Check every line of the entries for "Report", and copy the lines that hold it.

■ Data shown
- - - -
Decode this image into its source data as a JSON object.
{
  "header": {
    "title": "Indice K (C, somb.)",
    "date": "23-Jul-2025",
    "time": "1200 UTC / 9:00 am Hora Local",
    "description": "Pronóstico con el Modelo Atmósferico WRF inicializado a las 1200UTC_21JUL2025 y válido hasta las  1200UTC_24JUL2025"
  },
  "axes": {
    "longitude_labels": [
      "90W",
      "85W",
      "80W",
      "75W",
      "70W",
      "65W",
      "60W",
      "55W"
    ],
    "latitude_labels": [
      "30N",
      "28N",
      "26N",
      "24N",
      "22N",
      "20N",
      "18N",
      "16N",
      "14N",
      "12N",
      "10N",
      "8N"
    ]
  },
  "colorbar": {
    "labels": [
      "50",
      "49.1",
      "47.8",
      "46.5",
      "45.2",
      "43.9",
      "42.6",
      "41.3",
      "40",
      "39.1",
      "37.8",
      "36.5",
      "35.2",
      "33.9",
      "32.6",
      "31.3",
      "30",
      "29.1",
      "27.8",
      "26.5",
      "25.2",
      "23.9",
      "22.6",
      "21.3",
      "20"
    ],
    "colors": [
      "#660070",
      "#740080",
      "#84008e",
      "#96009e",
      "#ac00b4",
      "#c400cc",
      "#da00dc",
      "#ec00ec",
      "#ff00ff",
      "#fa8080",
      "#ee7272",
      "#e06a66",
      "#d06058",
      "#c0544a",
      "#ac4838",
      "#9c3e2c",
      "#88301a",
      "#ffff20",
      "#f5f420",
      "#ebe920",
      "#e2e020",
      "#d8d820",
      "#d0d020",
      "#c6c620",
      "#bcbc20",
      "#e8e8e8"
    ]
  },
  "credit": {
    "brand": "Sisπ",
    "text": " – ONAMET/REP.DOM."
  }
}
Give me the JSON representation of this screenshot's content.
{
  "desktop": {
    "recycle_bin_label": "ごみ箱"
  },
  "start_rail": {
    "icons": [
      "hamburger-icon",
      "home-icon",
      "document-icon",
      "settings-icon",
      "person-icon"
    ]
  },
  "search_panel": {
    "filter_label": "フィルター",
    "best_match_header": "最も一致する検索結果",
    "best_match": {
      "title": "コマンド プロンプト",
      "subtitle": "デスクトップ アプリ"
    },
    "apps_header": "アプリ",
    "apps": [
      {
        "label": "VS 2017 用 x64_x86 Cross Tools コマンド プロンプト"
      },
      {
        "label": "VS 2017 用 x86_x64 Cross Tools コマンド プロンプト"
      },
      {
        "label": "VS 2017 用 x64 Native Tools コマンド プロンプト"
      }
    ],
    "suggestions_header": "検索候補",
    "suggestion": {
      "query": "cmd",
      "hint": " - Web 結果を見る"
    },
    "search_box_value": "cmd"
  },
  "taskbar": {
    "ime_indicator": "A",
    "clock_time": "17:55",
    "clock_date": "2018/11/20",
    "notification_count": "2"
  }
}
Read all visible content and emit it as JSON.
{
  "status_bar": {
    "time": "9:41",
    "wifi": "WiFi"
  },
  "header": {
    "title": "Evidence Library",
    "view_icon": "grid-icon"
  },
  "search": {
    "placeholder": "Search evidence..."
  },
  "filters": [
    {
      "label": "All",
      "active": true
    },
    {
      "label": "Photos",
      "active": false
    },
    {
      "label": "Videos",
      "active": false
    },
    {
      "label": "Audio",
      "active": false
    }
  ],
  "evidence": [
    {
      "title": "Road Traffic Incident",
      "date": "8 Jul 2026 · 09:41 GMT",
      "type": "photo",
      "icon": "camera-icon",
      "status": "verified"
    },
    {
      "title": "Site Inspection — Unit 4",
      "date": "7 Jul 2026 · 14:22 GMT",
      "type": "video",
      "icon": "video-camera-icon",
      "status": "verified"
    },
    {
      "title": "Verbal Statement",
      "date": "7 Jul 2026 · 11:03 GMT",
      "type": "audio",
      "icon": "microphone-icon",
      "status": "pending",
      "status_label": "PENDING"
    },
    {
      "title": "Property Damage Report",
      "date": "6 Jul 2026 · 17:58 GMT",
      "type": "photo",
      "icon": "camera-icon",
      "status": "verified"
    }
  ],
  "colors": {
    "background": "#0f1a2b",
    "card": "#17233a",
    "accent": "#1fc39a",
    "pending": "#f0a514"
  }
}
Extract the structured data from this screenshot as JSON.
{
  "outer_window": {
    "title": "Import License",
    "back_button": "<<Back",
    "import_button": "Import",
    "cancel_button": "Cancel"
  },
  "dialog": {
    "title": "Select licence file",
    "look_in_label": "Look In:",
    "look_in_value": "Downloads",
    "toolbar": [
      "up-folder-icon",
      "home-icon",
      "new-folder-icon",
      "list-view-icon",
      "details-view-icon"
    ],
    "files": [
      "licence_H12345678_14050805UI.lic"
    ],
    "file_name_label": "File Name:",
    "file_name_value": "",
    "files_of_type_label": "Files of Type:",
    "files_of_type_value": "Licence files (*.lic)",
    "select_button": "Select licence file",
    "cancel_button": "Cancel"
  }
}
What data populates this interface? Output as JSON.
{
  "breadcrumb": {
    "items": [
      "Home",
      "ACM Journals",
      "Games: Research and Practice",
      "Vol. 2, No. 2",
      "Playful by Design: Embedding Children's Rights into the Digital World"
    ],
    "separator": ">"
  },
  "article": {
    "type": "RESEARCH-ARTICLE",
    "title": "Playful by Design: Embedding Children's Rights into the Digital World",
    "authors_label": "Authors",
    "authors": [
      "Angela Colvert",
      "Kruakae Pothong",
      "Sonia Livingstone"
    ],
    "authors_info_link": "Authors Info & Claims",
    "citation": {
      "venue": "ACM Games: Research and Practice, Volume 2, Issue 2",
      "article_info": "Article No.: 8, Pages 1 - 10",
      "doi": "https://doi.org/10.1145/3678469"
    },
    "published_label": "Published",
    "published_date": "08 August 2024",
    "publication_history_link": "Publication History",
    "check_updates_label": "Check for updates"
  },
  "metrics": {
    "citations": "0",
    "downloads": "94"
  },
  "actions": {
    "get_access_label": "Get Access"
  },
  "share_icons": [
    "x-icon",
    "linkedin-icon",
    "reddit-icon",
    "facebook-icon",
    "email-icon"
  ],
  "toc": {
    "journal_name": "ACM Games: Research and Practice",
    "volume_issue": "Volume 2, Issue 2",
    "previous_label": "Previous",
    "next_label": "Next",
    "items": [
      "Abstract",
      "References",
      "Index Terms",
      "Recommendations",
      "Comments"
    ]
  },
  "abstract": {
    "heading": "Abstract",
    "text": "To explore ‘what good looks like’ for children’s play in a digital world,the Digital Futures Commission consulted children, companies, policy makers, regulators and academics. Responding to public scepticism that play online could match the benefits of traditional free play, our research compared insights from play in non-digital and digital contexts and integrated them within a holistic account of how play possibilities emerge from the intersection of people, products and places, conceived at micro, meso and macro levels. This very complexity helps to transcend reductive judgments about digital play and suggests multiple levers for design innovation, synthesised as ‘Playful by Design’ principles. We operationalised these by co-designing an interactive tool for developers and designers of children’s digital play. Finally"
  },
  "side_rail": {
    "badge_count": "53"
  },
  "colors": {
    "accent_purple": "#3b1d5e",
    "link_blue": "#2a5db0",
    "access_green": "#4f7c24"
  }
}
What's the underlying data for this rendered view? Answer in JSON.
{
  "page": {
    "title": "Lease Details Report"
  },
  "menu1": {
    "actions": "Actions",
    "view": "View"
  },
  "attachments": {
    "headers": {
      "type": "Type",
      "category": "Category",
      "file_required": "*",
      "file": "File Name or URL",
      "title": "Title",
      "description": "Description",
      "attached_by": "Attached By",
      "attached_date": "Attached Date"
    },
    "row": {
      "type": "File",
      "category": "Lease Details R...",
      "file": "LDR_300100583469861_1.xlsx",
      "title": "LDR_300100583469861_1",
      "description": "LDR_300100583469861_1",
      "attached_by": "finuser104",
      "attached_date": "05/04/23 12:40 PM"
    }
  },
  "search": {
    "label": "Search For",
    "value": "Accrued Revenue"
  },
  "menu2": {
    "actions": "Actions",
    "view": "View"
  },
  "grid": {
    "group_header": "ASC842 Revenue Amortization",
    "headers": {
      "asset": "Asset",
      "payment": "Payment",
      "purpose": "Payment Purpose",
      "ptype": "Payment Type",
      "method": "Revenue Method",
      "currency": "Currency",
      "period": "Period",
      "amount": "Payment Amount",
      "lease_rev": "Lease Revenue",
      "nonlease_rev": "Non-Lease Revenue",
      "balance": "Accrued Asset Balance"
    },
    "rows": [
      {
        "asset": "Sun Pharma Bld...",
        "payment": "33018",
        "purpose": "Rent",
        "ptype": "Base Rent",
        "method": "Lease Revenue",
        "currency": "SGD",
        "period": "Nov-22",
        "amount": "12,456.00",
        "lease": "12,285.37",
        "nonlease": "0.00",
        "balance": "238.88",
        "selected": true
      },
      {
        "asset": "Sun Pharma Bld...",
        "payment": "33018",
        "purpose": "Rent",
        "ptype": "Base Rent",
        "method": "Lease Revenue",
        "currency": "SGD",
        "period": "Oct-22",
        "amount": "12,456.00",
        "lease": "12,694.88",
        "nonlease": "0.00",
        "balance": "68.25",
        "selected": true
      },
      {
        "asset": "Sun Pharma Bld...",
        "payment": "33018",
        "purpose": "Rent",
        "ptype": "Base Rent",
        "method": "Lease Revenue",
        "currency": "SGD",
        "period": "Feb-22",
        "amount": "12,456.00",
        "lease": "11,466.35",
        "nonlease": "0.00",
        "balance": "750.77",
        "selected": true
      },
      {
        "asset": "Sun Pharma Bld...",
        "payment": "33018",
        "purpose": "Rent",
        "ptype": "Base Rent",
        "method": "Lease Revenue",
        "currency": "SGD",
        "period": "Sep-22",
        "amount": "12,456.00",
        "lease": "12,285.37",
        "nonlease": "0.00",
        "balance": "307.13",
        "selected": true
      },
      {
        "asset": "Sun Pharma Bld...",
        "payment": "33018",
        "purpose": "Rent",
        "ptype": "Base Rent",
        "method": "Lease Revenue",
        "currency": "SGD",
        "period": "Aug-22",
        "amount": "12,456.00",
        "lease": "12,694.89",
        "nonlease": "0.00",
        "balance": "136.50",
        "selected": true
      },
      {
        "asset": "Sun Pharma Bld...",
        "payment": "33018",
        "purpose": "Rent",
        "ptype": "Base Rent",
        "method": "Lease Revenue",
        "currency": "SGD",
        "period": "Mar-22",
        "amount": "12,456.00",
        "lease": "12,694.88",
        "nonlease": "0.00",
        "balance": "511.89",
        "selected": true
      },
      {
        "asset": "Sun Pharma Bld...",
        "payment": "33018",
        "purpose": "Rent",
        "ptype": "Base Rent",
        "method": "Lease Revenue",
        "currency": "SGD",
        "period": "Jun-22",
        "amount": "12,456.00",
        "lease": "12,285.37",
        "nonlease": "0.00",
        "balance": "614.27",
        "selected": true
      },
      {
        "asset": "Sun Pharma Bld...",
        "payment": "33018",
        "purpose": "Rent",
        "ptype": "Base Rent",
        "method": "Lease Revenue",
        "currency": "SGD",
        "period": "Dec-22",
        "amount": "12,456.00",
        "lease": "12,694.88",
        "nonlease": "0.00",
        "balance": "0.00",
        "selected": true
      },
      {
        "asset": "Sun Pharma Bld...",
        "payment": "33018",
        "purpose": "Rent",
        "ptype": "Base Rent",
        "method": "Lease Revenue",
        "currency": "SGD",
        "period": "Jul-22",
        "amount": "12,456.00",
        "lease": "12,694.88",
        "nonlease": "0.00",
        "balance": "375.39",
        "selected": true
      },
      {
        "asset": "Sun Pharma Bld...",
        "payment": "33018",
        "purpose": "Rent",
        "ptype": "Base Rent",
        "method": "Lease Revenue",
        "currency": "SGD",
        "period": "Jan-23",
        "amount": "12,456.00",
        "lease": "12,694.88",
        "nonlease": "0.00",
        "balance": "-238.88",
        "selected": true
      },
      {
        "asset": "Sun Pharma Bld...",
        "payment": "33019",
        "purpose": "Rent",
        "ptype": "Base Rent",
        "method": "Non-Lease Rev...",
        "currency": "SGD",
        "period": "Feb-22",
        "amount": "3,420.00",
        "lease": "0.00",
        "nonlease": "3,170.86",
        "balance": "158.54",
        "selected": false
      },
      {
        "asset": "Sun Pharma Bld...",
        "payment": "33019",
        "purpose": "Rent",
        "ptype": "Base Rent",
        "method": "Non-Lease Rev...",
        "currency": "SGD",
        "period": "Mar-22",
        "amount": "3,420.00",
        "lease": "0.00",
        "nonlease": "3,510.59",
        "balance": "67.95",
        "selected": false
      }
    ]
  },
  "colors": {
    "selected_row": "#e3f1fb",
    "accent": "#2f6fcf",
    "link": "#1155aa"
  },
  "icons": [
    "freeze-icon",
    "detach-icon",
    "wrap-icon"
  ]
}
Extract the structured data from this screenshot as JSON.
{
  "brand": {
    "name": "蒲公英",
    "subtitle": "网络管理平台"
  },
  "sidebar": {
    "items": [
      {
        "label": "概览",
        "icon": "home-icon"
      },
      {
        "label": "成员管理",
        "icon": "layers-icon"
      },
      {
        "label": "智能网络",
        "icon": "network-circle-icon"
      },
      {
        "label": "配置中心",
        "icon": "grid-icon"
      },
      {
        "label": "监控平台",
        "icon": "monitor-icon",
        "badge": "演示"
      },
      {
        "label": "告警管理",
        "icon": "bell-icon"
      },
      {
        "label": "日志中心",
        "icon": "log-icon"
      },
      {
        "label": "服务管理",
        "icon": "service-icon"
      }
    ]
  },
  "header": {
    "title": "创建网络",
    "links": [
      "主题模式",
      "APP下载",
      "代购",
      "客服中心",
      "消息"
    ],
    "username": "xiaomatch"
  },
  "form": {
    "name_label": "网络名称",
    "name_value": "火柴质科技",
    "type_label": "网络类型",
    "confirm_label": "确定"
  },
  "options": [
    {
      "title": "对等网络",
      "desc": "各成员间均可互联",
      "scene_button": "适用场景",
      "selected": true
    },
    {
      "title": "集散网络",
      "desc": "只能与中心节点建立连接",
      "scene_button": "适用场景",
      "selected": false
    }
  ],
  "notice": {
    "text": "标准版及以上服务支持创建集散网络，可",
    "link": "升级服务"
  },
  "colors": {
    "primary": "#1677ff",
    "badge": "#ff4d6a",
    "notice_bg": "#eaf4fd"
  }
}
- - - -
■ Task solution
      "title": "Property Damage Report",
    "title": "Lease Details Report"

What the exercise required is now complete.